Suppose I have created a vertical stroke of width 7 px.

Now I need it's width a little more than 7 px, to match the width of a font's letter's width. (I could do it by changing the offset of font after creating outlines, from it, but I'm not doing it because it somewhat destroys the beauty of font). I made the width from 7 px to 7.1 px and it almost matches with font (I noticed this by zooming in artwork).

Now I expand the stroke. The art board size is 1024x768 px. I saved my design and exported it.

(For privacy, I can't show the image here, but I think description should help you understand my question.)

The image looks great but I have 2 queries about quality of design that might have been affected:

  1. Whould my image be more better and crisp had I used a EVEN stroke width (8 px) and changed it to 8.1 px? Does even and odd make any difference?
  2. Is there any actual meaning of 0.1 px in illustrator? How is this 0.1 px is rendered in final PNG image? Or it is ignored?

PS: I didn't see any noticeable difference when I tried above t

  • You can't have fractions of a pixel in any software which renders a raster image - only whole pixels.

____

*List of tasks*.
A) Please repeat the question about stroke widths, starting with "Now I expand" and going on through "only whole pixels.", and swap "art board" for "canvas".
B) Answer these from the question about stroke widths:
(i) What width was the vertical stroke first created at?
(ii) What is the art board size?
(iii) In what file format is the final image that the 0.1 px question refers to?

(Saved entries)
____

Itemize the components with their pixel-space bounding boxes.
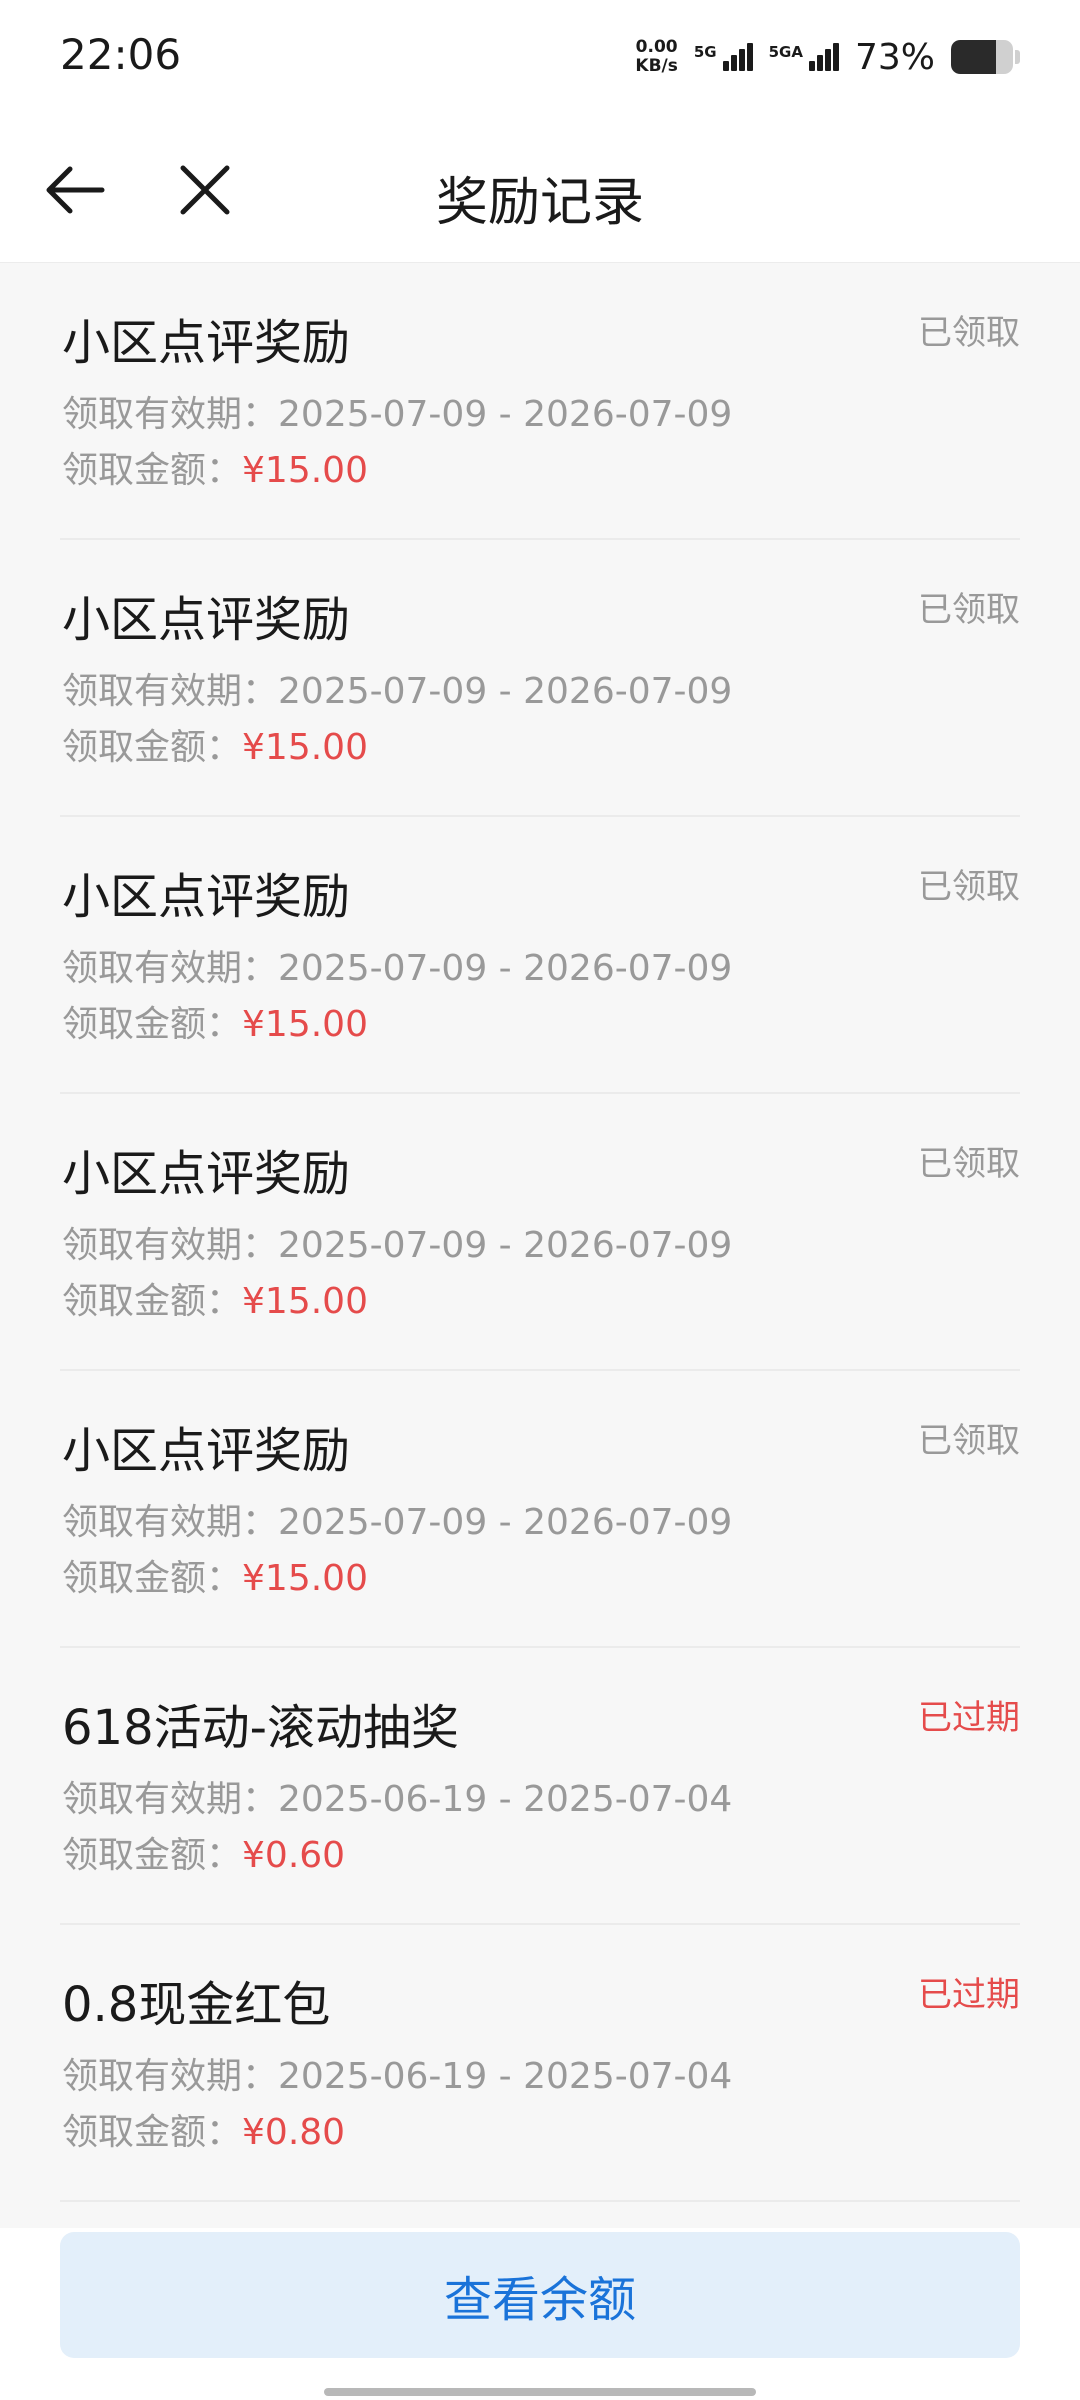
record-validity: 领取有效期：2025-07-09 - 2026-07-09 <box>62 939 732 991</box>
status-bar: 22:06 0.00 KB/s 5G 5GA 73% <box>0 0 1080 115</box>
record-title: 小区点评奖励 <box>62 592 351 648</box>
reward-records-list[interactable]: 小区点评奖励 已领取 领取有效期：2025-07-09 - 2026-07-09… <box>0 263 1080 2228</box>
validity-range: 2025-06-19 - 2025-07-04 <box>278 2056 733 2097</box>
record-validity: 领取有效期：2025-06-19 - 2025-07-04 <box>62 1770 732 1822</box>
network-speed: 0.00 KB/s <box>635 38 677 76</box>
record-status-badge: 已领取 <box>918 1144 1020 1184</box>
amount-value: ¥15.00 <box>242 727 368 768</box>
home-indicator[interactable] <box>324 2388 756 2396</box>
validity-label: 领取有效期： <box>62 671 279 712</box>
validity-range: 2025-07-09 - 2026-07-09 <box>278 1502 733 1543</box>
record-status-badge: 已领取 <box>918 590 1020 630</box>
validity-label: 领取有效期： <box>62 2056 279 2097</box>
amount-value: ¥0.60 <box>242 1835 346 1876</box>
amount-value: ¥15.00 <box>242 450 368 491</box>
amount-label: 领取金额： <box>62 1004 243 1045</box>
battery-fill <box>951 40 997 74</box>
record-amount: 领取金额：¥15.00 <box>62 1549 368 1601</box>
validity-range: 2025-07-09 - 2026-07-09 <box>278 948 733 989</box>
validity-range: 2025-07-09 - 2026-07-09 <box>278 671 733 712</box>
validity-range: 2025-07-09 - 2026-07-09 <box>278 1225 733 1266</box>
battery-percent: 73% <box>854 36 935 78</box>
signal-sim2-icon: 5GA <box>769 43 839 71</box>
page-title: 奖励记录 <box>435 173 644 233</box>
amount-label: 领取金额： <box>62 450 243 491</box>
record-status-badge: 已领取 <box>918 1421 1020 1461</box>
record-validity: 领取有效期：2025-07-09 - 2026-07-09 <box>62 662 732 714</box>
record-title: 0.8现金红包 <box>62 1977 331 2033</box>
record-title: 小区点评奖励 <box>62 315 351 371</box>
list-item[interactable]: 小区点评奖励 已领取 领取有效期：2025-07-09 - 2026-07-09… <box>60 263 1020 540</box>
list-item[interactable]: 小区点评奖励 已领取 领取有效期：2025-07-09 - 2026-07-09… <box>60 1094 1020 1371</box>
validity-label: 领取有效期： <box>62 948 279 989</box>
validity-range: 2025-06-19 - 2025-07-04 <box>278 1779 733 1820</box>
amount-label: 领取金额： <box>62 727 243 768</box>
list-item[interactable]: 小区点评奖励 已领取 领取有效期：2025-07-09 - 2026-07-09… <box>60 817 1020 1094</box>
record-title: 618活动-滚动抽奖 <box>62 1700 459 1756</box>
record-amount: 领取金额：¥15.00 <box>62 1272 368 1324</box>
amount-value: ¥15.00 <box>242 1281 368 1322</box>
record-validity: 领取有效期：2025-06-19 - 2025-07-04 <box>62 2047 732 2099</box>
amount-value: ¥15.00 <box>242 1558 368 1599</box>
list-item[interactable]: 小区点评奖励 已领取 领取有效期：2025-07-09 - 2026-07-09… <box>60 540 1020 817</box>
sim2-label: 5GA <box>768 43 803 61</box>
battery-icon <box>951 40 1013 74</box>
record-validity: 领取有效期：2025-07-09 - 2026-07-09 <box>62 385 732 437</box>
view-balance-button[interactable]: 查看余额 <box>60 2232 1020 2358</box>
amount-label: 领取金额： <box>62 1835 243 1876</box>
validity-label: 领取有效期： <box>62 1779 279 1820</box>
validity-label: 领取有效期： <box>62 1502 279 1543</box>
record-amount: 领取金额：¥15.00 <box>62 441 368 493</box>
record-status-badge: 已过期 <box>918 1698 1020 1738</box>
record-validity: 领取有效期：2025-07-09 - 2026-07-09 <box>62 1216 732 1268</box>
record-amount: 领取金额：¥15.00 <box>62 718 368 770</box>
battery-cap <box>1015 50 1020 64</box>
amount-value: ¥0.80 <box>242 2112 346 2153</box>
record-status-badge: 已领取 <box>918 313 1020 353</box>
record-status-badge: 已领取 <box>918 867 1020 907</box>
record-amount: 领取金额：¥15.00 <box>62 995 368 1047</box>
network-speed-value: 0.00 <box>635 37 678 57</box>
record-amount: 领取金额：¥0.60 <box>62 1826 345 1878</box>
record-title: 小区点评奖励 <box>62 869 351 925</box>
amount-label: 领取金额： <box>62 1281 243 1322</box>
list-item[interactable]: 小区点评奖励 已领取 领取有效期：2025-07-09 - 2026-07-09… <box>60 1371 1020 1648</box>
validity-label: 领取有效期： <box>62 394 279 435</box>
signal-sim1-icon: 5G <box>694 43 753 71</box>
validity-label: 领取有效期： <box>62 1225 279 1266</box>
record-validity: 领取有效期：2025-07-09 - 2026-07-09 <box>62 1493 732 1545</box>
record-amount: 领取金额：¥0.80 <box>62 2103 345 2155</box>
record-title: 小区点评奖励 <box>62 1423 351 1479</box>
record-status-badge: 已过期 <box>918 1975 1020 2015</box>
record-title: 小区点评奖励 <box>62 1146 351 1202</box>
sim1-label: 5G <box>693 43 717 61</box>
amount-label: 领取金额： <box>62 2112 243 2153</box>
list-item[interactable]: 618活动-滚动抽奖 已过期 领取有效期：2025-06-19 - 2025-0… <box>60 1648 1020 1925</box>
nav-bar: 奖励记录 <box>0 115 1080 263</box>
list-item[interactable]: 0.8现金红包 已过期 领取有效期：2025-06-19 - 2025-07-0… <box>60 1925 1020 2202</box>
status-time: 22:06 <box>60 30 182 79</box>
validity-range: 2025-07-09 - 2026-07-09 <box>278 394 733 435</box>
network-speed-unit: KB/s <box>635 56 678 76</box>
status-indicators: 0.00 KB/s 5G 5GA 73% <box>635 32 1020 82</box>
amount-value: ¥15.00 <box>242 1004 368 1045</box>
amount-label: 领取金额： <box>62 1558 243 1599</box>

____

*Per-task outputs*.
A)
Now I expand the stroke. The canvas size is 1024x768 px. I saved my design and exported it.

(For privacy, I can't show the image here, but I think description should help you understand my question.)

The image looks great but I have 2 queries about quality of design that might have been affected:

  1. Whould my image be more better and crisp had I used a EVEN stroke width (8 px) and changed it to 8.1 px? Does even and odd make any difference?
  2. Is there any actual meaning of 0.1 px in illustrator? How is this 0.1 px is rendered in final PNG image? Or it is ignored?

PS: I didn't see any noticeable difference when I tried above t

  • You can't have fractions of a pixel in any software which renders a raster image - only whole pixels.

B)
(i) 7 px
(ii) 1024x768 px
(iii) PNG